*Exercise directions*
Copy the lines of material from the one containing "subtab-triggers[interactable]: Triggers [290,695,356,717]" through the one containing "tab-sql-editor-mysql-0-[interactable]: SQL Editor", reproducing each line without change.

===============

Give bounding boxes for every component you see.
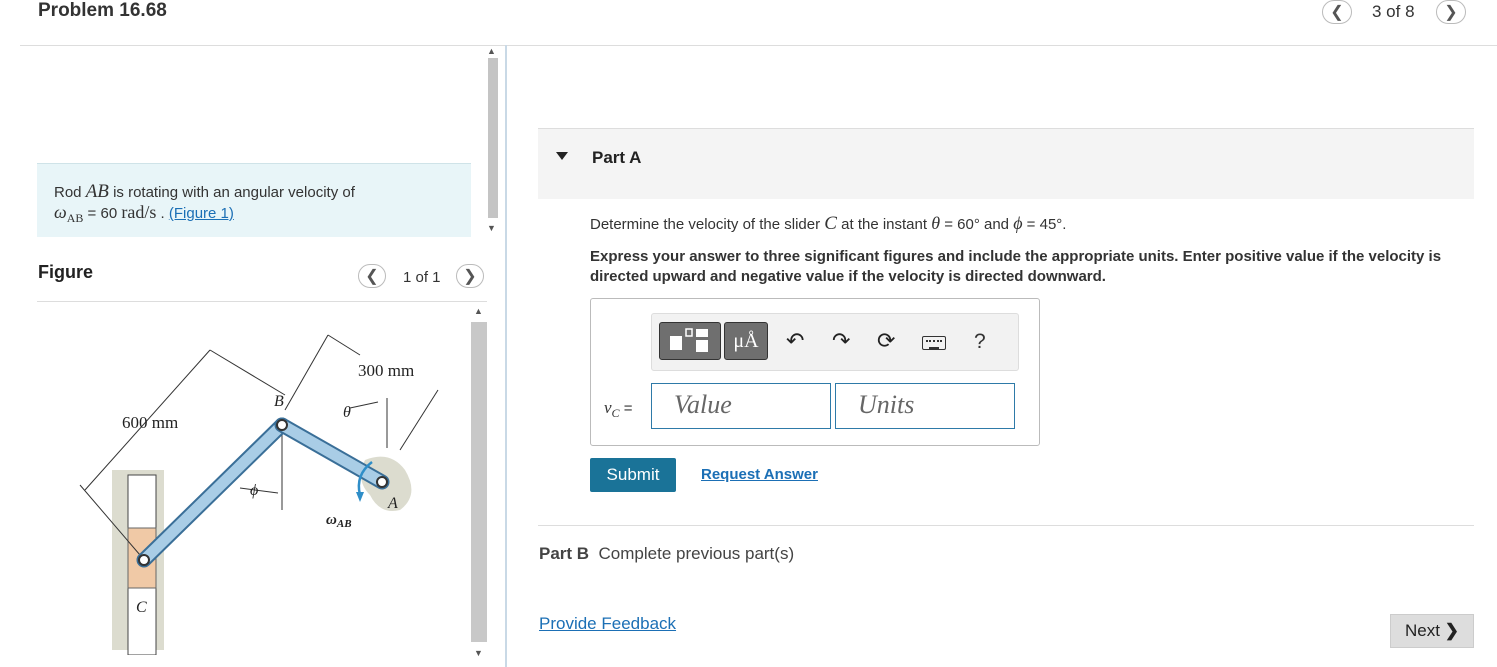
request-answer-link[interactable]: Request Answer	[701, 466, 818, 483]
part-b-row: Part B Complete previous part(s)	[539, 544, 794, 564]
intro-text: is rotating with an angular velocity of	[108, 184, 355, 201]
rod-ab	[276, 419, 388, 488]
dim-ext-line	[327, 334, 361, 356]
prev-problem-button[interactable]: ❮	[1322, 0, 1352, 24]
chevron-right-icon: ❯	[1444, 621, 1459, 640]
dim-line-300	[284, 334, 329, 411]
omega-value: = 60	[83, 205, 122, 222]
figure-divider	[37, 301, 487, 302]
dim-300-label: 300 mm	[358, 361, 414, 380]
question-text: Determine the velocity of the slider C a…	[590, 213, 1066, 235]
help-button[interactable]: ?	[974, 330, 986, 354]
omega-subscript: AB	[66, 211, 84, 225]
figure-scrollbar[interactable]	[471, 322, 487, 642]
keyboard-icon[interactable]	[922, 336, 946, 350]
chevron-right-icon: ❯	[463, 268, 477, 285]
separator: .	[156, 205, 169, 222]
scroll-up-icon[interactable]: ▲	[474, 306, 483, 316]
next-figure-button[interactable]: ❯	[456, 264, 484, 288]
units-button[interactable]: μÅ	[724, 322, 768, 360]
intro-scrollbar[interactable]	[488, 58, 498, 218]
point-c-label: C	[136, 599, 147, 616]
question-part: Determine the velocity of the slider	[590, 216, 825, 233]
phi-arrow	[239, 487, 279, 494]
figure-header: Figure	[38, 262, 94, 282]
omega-label: ωAB	[326, 512, 352, 530]
omega-unit: rad/s	[121, 202, 157, 222]
part-b-label: Part B	[539, 544, 590, 563]
next-problem-button[interactable]: ❯	[1436, 0, 1466, 24]
rod-bc	[138, 419, 288, 566]
theta-label: θ	[343, 404, 351, 421]
dim-ext-line	[399, 389, 439, 451]
var-subscript: C	[611, 406, 620, 420]
scroll-down-icon[interactable]: ▼	[474, 648, 483, 658]
chevron-left-icon: ❮	[1330, 4, 1344, 21]
point-b-label: B	[274, 393, 284, 410]
part-b-divider	[538, 525, 1474, 526]
part-a-label: Part A	[592, 148, 642, 167]
page-title: Problem 16.68	[38, 0, 167, 21]
var-symbol: v	[604, 398, 612, 417]
pin-c	[138, 554, 150, 566]
part-a-header[interactable]	[538, 128, 1474, 199]
figure-pager: 1 of 1	[403, 269, 441, 286]
problem-pager: 3 of 8	[1372, 2, 1415, 21]
mechanism-figure: 600 mm 300 mm B A C θ ϕ ωAB	[79, 334, 439, 655]
collapse-caret-icon[interactable]	[556, 152, 568, 160]
intro-line-1: Rod AB is rotating with an angular veloc…	[54, 181, 355, 203]
pin-a	[376, 476, 388, 488]
next-label: Next	[1405, 621, 1440, 640]
phi-value: = 45°.	[1022, 216, 1067, 233]
omega-symbol: ω	[54, 202, 67, 222]
omega-arrowhead	[356, 492, 364, 502]
prev-figure-button[interactable]: ❮	[358, 264, 386, 288]
redo-icon[interactable]: ↷	[832, 328, 850, 354]
intro-text: Rod	[54, 184, 86, 201]
dim-600-label: 600 mm	[122, 413, 178, 432]
instructions-text: Express your answer to three significant…	[590, 248, 1442, 285]
rod-variable: AB	[85, 181, 109, 202]
dim-ext-line	[209, 349, 286, 396]
point-a-label: A	[387, 495, 398, 512]
templates-button[interactable]	[659, 322, 721, 360]
phi-label: ϕ	[250, 482, 258, 499]
provide-feedback-link[interactable]: Provide Feedback	[539, 614, 676, 634]
theta-arrow	[349, 401, 379, 409]
submit-button[interactable]: Submit	[590, 458, 676, 492]
next-button[interactable]: Next ❯	[1390, 614, 1474, 648]
var-equals: =	[619, 400, 633, 417]
part-b-status: Complete previous part(s)	[598, 544, 795, 563]
slider-variable: C	[824, 213, 837, 234]
value-input[interactable]: Value	[651, 383, 831, 429]
header-divider	[20, 45, 1497, 46]
phi-symbol: ϕ	[1013, 213, 1023, 233]
reset-icon[interactable]: ⟳	[877, 328, 895, 354]
scroll-down-icon[interactable]: ▼	[487, 223, 496, 233]
pane-divider[interactable]	[505, 45, 507, 667]
theta-value: = 60° and	[940, 216, 1014, 233]
vc-label: vC =	[604, 398, 633, 421]
scroll-up-icon[interactable]: ▲	[487, 46, 496, 56]
figure-link[interactable]: (Figure 1)	[169, 205, 234, 222]
chevron-right-icon: ❯	[1444, 4, 1458, 21]
question-part: at the instant	[836, 216, 932, 233]
chevron-left-icon: ❮	[365, 268, 379, 285]
theta-symbol: θ	[931, 213, 941, 233]
units-input[interactable]: Units	[835, 383, 1015, 429]
templates-icon	[670, 328, 708, 352]
pin-b	[276, 419, 288, 431]
intro-line-2: ωAB = 60 rad/s . (Figure 1)	[54, 202, 234, 226]
undo-icon[interactable]: ↶	[786, 328, 804, 354]
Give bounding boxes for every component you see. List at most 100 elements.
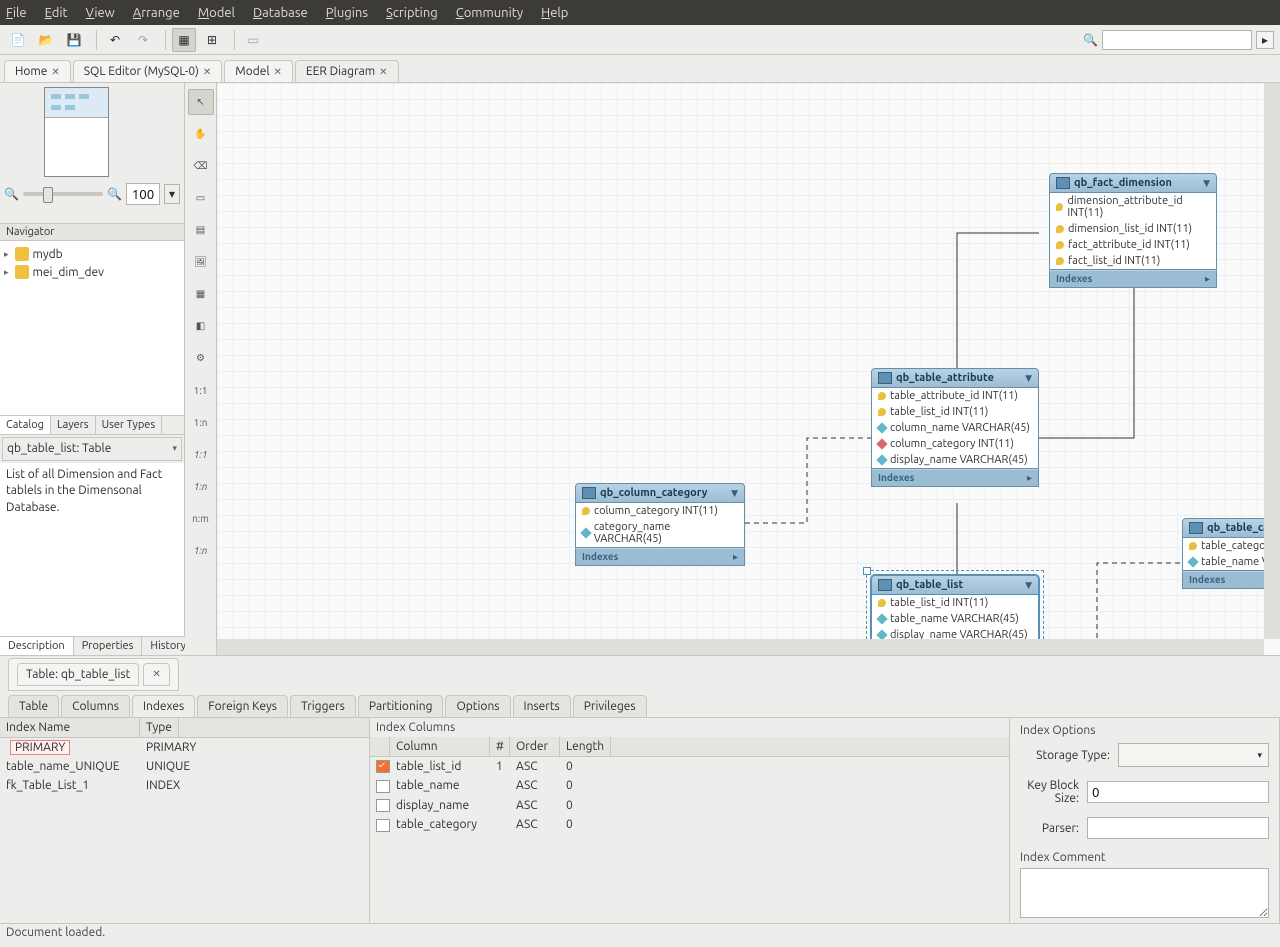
subtab-triggers[interactable]: Triggers [290,695,356,717]
entity-qb_table_attribute[interactable]: qb_table_attribute▼table_attribute_id IN… [871,368,1039,487]
menu-database[interactable]: Database [253,6,308,20]
object-selector[interactable]: qb_table_list: Table [2,437,182,461]
index-columns[interactable]: Index Columns Column # Order Length tabl… [370,718,1010,924]
subtab-options[interactable]: Options [445,695,510,717]
index-column-row[interactable]: table_list_id1ASC0 [370,757,1009,776]
scrollbar-horizontal[interactable] [217,639,1264,655]
close-icon[interactable]: ✕ [274,66,282,78]
tab-sql-editor-mysql-0-[interactable]: SQL Editor (MySQL-0)✕ [73,60,223,82]
subtab-table[interactable]: Table [8,695,59,717]
new-file-icon[interactable]: 📄 [6,28,30,52]
menu-view[interactable]: View [86,6,115,20]
zoom-out-icon[interactable]: 🔍 [4,187,19,201]
menu-plugins[interactable]: Plugins [326,6,368,20]
rel-1n-icon[interactable]: 1:n [188,409,214,435]
subtab-foreign-keys[interactable]: Foreign Keys [197,695,288,717]
diagram-canvas[interactable]: qb_fact_dimension▼dimension_attribute_id… [217,83,1280,655]
menu-model[interactable]: Model [198,6,235,20]
subtab-indexes[interactable]: Indexes [132,695,195,717]
rel-nm-icon[interactable]: n:m [188,505,214,531]
nav-thumbnail[interactable] [44,87,109,177]
scrollbar-vertical[interactable] [1264,83,1280,639]
tab-model[interactable]: Model✕ [224,60,293,82]
table-editor-pane: Table: qb_table_list✕ TableColumnsIndexe… [0,655,1280,923]
checkbox[interactable] [376,760,390,773]
description-tabs: DescriptionPropertiesHistory [0,636,184,655]
index-list[interactable]: Index NameType PRIMARYPRIMARYtable_name_… [0,718,370,924]
rel-pick-icon[interactable]: 1:n [188,537,214,563]
table-tool-icon[interactable]: ▦ [188,281,214,307]
hand-tool-icon[interactable]: ✋ [188,121,214,147]
entity-qb_fact_dimension[interactable]: qb_fact_dimension▼dimension_attribute_id… [1049,173,1217,288]
close-icon[interactable]: ✕ [203,66,211,78]
subtab-privileges[interactable]: Privileges [573,695,647,717]
menu-edit[interactable]: Edit [45,6,68,20]
menu-scripting[interactable]: Scripting [386,6,438,20]
close-icon[interactable]: ✕ [143,663,169,686]
index-comment-input[interactable] [1020,868,1269,918]
search-input[interactable] [1102,30,1252,50]
subtab-partitioning[interactable]: Partitioning [358,695,444,717]
routine-tool-icon[interactable]: ⚙ [188,345,214,371]
menu-help[interactable]: Help [541,6,568,20]
desc-tab-description[interactable]: Description [0,637,74,655]
zoom-input[interactable] [126,183,160,205]
index-row[interactable]: table_name_UNIQUEUNIQUE [0,757,369,776]
grid-align-icon[interactable]: ▦ [172,28,196,52]
panel-tab-user-types[interactable]: User Types [96,416,163,434]
eraser-tool-icon[interactable]: ⌫ [188,153,214,179]
index-row[interactable]: PRIMARYPRIMARY [0,738,369,757]
subtab-columns[interactable]: Columns [61,695,130,717]
open-file-icon[interactable]: 📂 [34,28,58,52]
checkbox[interactable] [376,780,390,793]
index-column-row[interactable]: display_nameASC0 [370,796,1009,815]
entity-qb_column_category[interactable]: qb_column_category▼column_category INT(1… [575,483,745,566]
desc-tab-properties[interactable]: Properties [74,637,143,655]
index-row[interactable]: fk_Table_List_1INDEX [0,776,369,795]
db-item[interactable]: mydb [4,245,180,263]
checkbox[interactable] [376,819,390,832]
left-panel: 🔍 🔍 ▾ Navigator mydbmei_dim_dev CatalogL… [0,83,185,655]
rel-11-icon[interactable]: 1:1 [188,377,214,403]
view-tool-icon[interactable]: ◧ [188,313,214,339]
checkbox[interactable] [376,799,390,812]
db-item[interactable]: mei_dim_dev [4,263,180,281]
panel-tab-layers[interactable]: Layers [51,416,96,434]
subtab-inserts[interactable]: Inserts [513,695,571,717]
menu-community[interactable]: Community [456,6,523,20]
close-icon[interactable]: ✕ [51,66,59,78]
zoom-slider[interactable] [23,192,103,196]
editor-tab-item[interactable]: Table: qb_table_list✕ [8,658,179,691]
catalog-tree[interactable]: mydbmei_dim_dev [0,241,184,415]
undo-icon[interactable]: ↶ [103,28,127,52]
menu-arrange[interactable]: Arrange [133,6,180,20]
tab-eer-diagram[interactable]: EER Diagram✕ [295,60,399,82]
image-tool-icon[interactable]: 🖼 [188,249,214,275]
search-go-icon[interactable]: ▸ [1256,31,1274,49]
menu-file[interactable]: File [6,6,27,20]
grid-icon[interactable]: ⊞ [200,28,224,52]
key-block-size-input[interactable] [1087,781,1269,803]
index-column-row[interactable]: table_nameASC0 [370,776,1009,795]
redo-icon[interactable]: ↷ [131,28,155,52]
index-options: Index Options Storage Type: Key Block Si… [1010,718,1280,924]
editor-subtabs: TableColumnsIndexesForeign KeysTriggersP… [0,691,1280,718]
doc-icon[interactable]: ▭ [241,28,265,52]
layer-tool-icon[interactable]: ▭ [188,185,214,211]
pointer-tool-icon[interactable]: ↖ [188,89,214,115]
rel-11i-icon[interactable]: 1:1 [188,441,214,467]
zoom-in-icon[interactable]: 🔍 [107,187,122,201]
close-icon[interactable]: ✕ [379,66,387,78]
rel-1ni-icon[interactable]: 1:n [188,473,214,499]
panel-tab-catalog[interactable]: Catalog [0,416,51,434]
save-icon[interactable]: 💾 [62,28,86,52]
storage-type-combo[interactable] [1118,743,1269,767]
menubar: File Edit View Arrange Model Database Plugins S… [0,0,1280,25]
zoom-dropdown[interactable]: ▾ [164,184,180,204]
tab-home[interactable]: Home✕ [4,60,71,82]
index-column-row[interactable]: table_categoryASC0 [370,815,1009,834]
parser-input[interactable] [1087,817,1269,839]
search-icon[interactable]: 🔍 [1083,33,1098,47]
toolbar: 📄 📂 💾 ↶ ↷ ▦ ⊞ ▭ 🔍 ▸ [0,25,1280,55]
note-tool-icon[interactable]: ▤ [188,217,214,243]
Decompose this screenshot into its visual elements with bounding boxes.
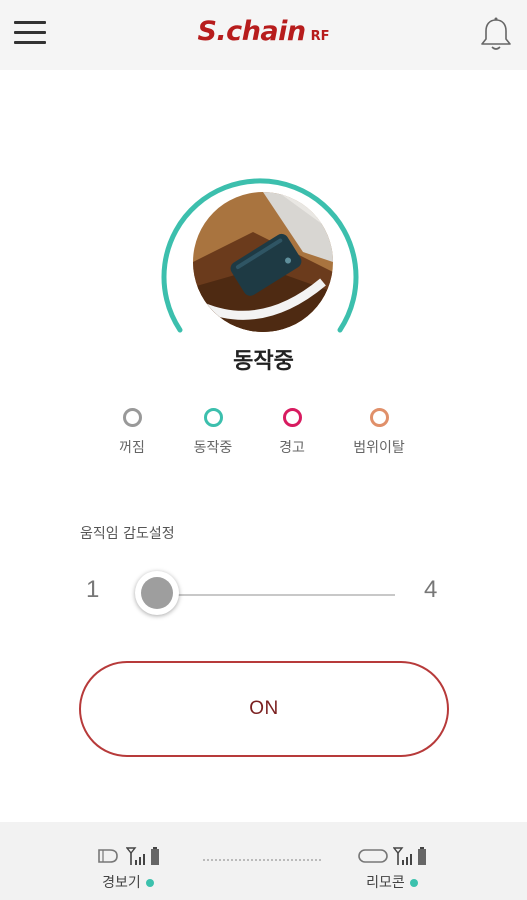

===============

*Response below*
subtab-triggers[interactable]: Triggers [290,695,356,717]
entity-qb_table_attribute[interactable]: qb_table_attribute▼table_attribute_id IN… [871,368,1039,487]
menu-database[interactable]: Database [253,6,308,20]
object-selector[interactable]: qb_table_list: Table [2,437,182,461]
index-columns[interactable]: Index Columns Column # Order Length tabl… [370,718,1010,924]
subtab-options[interactable]: Options [445,695,510,717]
index-column-row[interactable]: table_list_id1ASC0 [370,757,1009,776]
scrollbar-horizontal[interactable] [217,639,1264,655]
close-icon[interactable]: ✕ [274,66,282,78]
tab-sql-editor-mysql-0-[interactable]: SQL Editor (MySQL-0)✕ [73,60,223,82]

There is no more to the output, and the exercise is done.